== Given entries ==
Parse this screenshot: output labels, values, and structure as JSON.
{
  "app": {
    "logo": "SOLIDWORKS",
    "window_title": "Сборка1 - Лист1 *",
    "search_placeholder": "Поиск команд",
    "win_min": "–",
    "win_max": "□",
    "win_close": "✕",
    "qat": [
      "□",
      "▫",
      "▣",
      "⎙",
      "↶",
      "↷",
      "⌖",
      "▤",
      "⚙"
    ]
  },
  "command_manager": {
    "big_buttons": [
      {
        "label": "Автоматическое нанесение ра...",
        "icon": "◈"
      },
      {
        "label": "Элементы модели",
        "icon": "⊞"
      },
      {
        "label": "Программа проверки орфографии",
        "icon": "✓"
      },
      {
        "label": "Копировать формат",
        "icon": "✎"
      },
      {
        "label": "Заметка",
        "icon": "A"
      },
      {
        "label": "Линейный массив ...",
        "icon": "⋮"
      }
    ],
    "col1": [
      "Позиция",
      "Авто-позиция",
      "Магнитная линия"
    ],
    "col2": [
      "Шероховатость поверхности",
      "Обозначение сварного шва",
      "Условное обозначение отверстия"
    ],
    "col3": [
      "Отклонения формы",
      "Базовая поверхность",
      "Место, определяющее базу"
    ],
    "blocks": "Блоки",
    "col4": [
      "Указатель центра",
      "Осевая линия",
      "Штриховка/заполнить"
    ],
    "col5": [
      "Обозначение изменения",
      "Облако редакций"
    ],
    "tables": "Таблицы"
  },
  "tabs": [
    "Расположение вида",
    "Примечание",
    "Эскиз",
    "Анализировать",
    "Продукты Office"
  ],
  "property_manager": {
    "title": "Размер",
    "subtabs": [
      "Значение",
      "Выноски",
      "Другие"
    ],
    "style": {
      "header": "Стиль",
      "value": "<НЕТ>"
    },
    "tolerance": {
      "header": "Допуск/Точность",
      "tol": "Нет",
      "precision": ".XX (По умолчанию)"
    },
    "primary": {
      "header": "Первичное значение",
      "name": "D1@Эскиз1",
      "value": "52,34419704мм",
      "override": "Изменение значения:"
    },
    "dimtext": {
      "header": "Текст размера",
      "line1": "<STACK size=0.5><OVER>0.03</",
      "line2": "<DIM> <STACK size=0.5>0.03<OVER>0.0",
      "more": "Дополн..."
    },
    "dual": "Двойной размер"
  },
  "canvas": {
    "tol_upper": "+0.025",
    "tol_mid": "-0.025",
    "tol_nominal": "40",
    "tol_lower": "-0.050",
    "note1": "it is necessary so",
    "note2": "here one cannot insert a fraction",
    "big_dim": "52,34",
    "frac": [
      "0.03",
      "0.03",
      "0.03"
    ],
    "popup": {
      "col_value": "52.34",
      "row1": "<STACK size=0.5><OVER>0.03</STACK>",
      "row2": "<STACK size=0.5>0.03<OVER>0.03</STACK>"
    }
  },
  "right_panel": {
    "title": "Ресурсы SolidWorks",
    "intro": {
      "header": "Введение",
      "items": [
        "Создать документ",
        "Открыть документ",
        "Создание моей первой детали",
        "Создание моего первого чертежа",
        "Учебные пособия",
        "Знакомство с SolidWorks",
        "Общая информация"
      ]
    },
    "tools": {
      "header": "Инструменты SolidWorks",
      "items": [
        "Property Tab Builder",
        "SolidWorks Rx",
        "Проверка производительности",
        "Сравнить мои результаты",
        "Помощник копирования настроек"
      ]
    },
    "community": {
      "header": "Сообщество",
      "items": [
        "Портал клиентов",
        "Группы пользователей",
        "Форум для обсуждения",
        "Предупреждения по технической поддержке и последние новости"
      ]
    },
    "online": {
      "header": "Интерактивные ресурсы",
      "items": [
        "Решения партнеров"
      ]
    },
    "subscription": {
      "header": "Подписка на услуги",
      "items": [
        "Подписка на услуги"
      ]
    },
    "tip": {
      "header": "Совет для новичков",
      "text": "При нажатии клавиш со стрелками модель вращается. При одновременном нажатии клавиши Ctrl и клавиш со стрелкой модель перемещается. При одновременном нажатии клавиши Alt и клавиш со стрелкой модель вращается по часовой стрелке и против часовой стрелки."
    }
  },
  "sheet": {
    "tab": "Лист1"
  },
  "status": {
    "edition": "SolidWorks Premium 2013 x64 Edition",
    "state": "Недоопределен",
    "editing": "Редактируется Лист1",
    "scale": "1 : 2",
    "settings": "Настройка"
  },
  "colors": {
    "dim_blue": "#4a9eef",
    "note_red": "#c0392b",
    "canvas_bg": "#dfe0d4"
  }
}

== Problem to work on ==
Write down the full listing again, exactly.

== Written solution ==
Parse this screenshot: output labels, values, and structure as JSON.
{
  "app": {
    "logo": "SOLIDWORKS",
    "window_title": "Сборка1 - Лист1 *",
    "search_placeholder": "Поиск команд",
    "win_min": "–",
    "win_max": "□",
    "win_close": "✕",
    "qat": [
      "□",
      "▫",
      "▣",
      "⎙",
      "↶",
      "↷",
      "⌖",
      "▤",
      "⚙"
    ]
  },
  "command_manager": {
    "big_buttons": [
      {
        "label": "Автоматическое нанесение ра...",
        "icon": "◈"
      },
      {
        "label": "Элементы модели",
        "icon": "⊞"
      },
      {
        "label": "Программа проверки орфографии",
        "icon": "✓"
      },
      {
        "label": "Копировать формат",
        "icon": "✎"
      },
      {
        "label": "Заметка",
        "icon": "A"
      },
      {
        "label": "Линейный массив ...",
        "icon": "⋮"
      }
    ],
    "col1": [
      "Позиция",
      "Авто-позиция",
      "Магнитная линия"
    ],
    "col2": [
      "Шероховатость поверхности",
      "Обозначение сварного шва",
      "Условное обозначение отверстия"
    ],
    "col3": [
      "Отклонения формы",
      "Базовая поверхность",
      "Место, определяющее базу"
    ],
    "blocks": "Блоки",
    "col4": [
      "Указатель центра",
      "Осевая линия",
      "Штриховка/заполнить"
    ],
    "col5": [
      "Обозначение изменения",
      "Облако редакций"
    ],
    "tables": "Таблицы"
  },
  "tabs": [
    "Расположение вида",
    "Примечание",
    "Эскиз",
    "Анализировать",
    "Продукты Office"
  ],
  "property_manager": {
    "title": "Размер",
    "subtabs": [
      "Значение",
      "Выноски",
      "Другие"
    ],
    "style": {
      "header": "Стиль",
      "value": "<НЕТ>"
    },
    "tolerance": {
      "header": "Допуск/Точность",
      "tol": "Нет",
      "precision": ".XX (По умолчанию)"
    },
    "primary": {
      "header": "Первичное значение",
      "name": "D1@Эскиз1",
      "value": "52,34419704мм",
      "override": "Изменение значения:"
    },
    "dimtext": {
      "header": "Текст размера",
      "line1": "<STACK size=0.5><OVER>0.03</",
      "line2": "<DIM> <STACK size=0.5>0.03<OVER>0.0",
      "more": "Дополн..."
    },
    "dual": "Двойной размер"
  },
  "canvas": {
    "tol_upper": "+0.025",
    "tol_mid": "-0.025",
    "tol_nominal": "40",
    "tol_lower": "-0.050",
    "note1": "it is necessary so",
    "note2": "here one cannot insert a fraction",
    "big_dim": "52,34",
    "frac": [
      "0.03",
      "0.03",
      "0.03"
    ],
    "popup": {
      "col_value": "52.34",
      "row1": "<STACK size=0.5><OVER>0.03</STACK>",
      "row2": "<STACK size=0.5>0.03<OVER>0.03</STACK>"
    }
  },
  "right_panel": {
    "title": "Ресурсы SolidWorks",
    "intro": {
      "header": "Введение",
      "items": [
        "Создать документ",
        "Открыть документ",
        "Создание моей первой детали",
        "Создание моего первого чертежа",
        "Учебные пособия",
        "Знакомство с SolidWorks",
        "Общая информация"
      ]
    },
    "tools": {
      "header": "Инструменты SolidWorks",
      "items": [
        "Property Tab Builder",
        "SolidWorks Rx",
        "Проверка производительности",
        "Сравнить мои результаты",
        "Помощник копирования настроек"
      ]
    },
    "community": {
      "header": "Сообщество",
      "items": [
        "Портал клиентов",
        "Группы пользователей",
        "Форум для обсуждения",
        "Предупреждения по технической поддержке и последние новости"
      ]
    },
    "online": {
      "header": "Интерактивные ресурсы",
      "items": [
        "Решения партнеров"
      ]
    },
    "subscription": {
      "header": "Подписка на услуги",
      "items": [
        "Подписка на услуги"
      ]
    },
    "tip": {
      "header": "Совет для новичков",
      "text": "При нажатии клавиш со стрелками модель вращается. При одновременном нажатии клавиши Ctrl и клавиш со стрелкой модель перемещается. При одновременном нажатии клавиши Alt и клавиш со стрелкой модель вращается по часовой стрелке и против часовой стрелки."
    }
  },
  "sheet": {
    "tab": "Лист1"
  },
  "status": {
    "edition": "SolidWorks Premium 2013 x64 Edition",
    "state": "Недоопределен",
    "editing": "Редактируется Лист1",
    "scale": "1 : 2",
    "settings": "Настройка"
  },
  "colors": {
    "dim_blue": "#4a9eef",
    "note_red": "#c0392b",
    "canvas_bg": "#dfe0d4"
  }
}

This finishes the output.